Report the count of lines that carry the string "Сімейний", and add nothing.

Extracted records
↓↓↓
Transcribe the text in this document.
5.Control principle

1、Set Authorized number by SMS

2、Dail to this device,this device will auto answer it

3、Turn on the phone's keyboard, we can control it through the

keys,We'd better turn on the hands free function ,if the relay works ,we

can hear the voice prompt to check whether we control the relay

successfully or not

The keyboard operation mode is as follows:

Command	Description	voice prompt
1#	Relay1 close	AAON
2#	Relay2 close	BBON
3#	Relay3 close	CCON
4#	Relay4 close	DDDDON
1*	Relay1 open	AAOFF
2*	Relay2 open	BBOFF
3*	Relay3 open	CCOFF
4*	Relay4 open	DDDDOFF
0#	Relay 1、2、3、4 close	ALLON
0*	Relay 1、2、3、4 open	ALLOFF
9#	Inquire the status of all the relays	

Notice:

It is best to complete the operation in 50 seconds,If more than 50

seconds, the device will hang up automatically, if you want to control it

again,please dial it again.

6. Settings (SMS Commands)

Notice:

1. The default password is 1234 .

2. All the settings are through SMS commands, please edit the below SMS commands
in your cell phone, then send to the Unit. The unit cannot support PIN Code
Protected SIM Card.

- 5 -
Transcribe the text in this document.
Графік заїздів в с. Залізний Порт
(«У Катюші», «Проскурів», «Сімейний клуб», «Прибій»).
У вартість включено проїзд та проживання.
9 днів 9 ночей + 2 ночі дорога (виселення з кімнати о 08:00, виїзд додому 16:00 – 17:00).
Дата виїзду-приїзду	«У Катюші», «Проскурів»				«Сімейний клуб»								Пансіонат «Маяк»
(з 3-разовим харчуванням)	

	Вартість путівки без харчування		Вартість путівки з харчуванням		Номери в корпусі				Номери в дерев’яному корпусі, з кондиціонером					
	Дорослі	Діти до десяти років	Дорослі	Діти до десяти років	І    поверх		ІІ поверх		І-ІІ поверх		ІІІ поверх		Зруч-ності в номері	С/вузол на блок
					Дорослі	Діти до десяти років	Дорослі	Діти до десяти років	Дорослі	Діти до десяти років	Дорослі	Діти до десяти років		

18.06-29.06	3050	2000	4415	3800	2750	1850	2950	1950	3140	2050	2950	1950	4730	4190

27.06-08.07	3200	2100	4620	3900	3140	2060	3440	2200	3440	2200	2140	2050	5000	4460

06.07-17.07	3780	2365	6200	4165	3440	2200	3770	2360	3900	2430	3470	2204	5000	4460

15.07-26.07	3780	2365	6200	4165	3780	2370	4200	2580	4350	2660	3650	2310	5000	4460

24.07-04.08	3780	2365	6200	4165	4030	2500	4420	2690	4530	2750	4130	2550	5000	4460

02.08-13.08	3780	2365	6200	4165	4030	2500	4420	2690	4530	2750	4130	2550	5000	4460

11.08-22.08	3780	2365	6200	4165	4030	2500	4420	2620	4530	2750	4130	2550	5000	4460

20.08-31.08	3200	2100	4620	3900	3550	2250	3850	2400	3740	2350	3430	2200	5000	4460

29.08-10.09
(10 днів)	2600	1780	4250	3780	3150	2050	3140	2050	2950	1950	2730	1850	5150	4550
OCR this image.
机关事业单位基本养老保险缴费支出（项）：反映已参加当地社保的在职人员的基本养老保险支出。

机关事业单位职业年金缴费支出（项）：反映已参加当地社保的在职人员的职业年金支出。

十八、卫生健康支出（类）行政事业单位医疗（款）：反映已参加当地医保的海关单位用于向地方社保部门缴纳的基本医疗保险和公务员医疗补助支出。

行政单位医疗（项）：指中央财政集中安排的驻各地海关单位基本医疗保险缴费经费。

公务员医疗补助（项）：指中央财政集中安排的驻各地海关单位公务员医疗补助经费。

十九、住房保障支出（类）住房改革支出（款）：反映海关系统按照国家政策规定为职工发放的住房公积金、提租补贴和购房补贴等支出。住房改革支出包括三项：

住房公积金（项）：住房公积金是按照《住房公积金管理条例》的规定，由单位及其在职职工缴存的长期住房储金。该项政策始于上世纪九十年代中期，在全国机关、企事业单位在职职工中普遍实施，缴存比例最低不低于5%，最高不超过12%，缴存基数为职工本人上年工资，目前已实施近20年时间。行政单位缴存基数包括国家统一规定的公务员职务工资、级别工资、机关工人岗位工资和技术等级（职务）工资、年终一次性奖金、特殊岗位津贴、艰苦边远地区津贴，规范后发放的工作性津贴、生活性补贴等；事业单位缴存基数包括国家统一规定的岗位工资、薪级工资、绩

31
↑↑↑
Task answer: 2